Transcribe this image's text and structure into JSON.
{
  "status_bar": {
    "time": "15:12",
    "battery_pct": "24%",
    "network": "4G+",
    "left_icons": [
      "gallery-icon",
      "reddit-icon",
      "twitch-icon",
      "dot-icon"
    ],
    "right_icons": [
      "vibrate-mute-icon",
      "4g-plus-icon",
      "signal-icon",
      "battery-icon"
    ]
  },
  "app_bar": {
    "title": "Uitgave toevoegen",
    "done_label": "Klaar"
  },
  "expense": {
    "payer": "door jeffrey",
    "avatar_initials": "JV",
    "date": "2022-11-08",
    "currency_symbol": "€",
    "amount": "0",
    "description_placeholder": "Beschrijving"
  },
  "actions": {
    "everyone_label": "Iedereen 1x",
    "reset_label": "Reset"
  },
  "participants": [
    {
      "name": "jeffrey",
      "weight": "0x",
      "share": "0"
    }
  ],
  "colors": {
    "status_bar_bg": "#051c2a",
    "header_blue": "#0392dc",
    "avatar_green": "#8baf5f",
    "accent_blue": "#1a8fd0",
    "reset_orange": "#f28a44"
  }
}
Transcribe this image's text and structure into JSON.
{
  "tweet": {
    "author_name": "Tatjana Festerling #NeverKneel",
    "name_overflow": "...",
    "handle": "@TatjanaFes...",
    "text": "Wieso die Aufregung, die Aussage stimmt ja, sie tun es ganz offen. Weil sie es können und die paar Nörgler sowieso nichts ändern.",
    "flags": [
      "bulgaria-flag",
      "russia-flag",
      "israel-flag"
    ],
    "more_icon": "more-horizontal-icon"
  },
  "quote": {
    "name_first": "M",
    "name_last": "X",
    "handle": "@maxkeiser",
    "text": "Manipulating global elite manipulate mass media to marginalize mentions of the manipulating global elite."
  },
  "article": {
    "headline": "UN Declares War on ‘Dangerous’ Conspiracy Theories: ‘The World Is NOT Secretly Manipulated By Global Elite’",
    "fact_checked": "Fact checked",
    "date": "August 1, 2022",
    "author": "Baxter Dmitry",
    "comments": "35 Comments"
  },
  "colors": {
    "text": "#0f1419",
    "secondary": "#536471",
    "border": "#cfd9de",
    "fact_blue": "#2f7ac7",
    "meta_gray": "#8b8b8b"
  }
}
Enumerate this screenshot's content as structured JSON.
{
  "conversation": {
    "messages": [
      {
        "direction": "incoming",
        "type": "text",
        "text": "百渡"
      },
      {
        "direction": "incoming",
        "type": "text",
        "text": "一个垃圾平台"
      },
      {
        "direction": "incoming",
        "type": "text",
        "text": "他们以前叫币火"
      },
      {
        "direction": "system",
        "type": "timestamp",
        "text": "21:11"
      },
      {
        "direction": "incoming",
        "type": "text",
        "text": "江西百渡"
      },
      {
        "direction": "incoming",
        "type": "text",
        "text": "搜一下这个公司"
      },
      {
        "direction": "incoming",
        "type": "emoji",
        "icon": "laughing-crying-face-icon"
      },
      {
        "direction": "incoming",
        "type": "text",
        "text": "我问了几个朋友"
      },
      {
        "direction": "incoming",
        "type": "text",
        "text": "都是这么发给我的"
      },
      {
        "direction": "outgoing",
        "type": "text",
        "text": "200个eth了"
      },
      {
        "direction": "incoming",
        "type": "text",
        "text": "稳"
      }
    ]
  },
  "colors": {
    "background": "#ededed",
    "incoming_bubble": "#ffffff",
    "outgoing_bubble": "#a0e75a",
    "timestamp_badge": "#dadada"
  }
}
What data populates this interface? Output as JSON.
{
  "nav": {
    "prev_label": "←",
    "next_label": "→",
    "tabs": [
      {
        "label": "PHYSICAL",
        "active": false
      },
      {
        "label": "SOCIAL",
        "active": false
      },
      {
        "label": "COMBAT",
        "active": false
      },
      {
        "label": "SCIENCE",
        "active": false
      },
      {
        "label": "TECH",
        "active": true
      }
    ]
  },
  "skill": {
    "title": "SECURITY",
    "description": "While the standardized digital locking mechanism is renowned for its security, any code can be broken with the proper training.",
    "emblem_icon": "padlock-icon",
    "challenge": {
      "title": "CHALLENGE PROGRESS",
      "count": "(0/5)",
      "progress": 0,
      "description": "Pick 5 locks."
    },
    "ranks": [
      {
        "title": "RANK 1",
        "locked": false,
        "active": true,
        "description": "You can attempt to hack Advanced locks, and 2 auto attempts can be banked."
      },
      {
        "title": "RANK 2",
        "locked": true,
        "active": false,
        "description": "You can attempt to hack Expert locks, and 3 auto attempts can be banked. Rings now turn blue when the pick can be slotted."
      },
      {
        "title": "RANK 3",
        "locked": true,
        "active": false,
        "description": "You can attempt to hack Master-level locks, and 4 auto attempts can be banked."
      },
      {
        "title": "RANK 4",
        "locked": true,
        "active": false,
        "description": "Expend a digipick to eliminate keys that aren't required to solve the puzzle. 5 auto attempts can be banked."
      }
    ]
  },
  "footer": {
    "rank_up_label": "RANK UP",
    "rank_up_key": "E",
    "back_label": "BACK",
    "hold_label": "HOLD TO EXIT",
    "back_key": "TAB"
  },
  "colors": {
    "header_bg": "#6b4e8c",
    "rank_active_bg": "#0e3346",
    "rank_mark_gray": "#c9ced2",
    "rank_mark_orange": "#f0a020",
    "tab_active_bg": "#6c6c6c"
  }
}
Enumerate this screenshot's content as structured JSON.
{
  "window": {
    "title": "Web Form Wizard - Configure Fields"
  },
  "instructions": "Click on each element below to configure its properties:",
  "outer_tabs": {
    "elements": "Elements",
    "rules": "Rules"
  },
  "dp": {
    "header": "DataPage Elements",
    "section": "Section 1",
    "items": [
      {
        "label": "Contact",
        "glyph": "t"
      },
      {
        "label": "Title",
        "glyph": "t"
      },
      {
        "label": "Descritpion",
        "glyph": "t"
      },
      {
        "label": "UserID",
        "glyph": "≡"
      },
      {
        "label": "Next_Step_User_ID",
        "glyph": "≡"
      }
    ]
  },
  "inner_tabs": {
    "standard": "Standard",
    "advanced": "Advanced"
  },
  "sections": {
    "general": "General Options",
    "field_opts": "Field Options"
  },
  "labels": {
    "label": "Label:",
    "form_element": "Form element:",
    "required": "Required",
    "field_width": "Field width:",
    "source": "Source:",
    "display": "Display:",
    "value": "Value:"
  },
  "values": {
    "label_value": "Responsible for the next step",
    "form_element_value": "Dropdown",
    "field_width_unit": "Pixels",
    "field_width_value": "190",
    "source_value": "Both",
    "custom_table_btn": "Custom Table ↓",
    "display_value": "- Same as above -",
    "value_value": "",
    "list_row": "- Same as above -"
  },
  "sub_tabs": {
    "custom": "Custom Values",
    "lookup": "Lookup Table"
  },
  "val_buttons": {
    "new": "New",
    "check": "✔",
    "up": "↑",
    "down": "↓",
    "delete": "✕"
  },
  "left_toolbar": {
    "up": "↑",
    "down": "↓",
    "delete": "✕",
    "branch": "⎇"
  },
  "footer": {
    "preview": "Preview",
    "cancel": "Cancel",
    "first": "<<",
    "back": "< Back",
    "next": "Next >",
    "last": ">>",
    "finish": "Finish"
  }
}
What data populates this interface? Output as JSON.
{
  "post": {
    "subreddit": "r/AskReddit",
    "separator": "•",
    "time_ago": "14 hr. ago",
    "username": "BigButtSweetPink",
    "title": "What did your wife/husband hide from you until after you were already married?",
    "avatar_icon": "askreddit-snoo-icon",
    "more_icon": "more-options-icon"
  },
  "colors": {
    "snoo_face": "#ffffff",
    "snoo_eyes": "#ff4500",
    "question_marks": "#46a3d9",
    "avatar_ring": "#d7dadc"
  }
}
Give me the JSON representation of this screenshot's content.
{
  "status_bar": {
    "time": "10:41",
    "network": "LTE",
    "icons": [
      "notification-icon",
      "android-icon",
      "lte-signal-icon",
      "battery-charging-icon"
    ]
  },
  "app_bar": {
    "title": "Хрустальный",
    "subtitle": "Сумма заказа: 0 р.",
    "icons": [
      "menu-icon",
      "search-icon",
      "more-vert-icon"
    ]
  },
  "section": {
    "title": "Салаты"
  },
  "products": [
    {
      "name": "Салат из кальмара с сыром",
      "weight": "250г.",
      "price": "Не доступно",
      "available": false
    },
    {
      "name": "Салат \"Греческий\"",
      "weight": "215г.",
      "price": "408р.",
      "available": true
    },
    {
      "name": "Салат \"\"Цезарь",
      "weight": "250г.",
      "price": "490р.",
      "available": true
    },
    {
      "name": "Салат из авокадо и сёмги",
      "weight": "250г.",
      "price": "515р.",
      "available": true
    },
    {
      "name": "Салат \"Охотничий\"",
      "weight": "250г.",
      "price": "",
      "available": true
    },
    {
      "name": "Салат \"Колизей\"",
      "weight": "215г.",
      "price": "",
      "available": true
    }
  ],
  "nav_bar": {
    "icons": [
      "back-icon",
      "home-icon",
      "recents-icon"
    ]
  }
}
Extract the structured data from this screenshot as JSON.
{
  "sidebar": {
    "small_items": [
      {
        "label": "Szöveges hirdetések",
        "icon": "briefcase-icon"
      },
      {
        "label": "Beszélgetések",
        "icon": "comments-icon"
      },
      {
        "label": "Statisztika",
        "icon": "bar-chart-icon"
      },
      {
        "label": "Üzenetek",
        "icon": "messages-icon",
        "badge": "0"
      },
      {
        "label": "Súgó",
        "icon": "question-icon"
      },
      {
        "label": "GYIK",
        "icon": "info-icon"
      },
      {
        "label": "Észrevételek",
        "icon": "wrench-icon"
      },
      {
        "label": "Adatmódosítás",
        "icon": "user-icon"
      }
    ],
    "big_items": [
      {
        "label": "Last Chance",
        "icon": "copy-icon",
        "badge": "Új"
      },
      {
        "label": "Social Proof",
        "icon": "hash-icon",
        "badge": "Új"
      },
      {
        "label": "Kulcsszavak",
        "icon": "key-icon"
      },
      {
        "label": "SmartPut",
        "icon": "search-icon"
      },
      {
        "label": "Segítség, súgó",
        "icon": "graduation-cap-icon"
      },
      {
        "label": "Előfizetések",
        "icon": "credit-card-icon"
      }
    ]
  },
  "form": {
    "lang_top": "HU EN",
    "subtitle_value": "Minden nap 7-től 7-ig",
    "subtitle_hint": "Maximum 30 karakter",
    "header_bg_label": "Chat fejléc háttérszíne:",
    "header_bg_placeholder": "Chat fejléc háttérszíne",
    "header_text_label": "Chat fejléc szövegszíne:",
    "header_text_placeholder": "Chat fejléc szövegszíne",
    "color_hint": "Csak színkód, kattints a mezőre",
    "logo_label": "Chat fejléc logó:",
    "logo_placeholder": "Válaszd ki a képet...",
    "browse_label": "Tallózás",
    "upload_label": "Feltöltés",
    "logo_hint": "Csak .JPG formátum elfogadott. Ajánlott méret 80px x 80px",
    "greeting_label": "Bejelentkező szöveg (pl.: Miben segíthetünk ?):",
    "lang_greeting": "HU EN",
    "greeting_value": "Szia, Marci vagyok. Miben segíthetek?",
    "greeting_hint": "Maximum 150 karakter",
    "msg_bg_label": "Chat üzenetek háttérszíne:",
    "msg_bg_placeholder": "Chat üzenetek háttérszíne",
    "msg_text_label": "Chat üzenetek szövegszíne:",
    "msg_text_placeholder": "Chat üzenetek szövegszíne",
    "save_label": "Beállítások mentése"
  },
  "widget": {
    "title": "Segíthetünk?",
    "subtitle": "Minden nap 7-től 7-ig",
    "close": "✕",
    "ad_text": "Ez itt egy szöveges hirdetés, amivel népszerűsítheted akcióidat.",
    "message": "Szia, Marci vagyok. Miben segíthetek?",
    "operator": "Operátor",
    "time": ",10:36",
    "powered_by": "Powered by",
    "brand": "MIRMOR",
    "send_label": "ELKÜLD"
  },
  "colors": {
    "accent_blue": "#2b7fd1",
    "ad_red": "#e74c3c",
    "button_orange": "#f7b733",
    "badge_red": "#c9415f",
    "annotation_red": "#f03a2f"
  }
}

◆ Task description: Lines containing the word "hack" must all be returned from the material above.

◆ Solution:
        "description": "You can attempt to hack Advanced locks, and 2 auto attempts can be banked."
        "description": "You can attempt to hack Expert locks, and 3 auto attempts can be banked. Rings now turn blue when the pick can be slotted."
        "description": "You can attempt to hack Master-level locks, and 4 auto attempts can be banked."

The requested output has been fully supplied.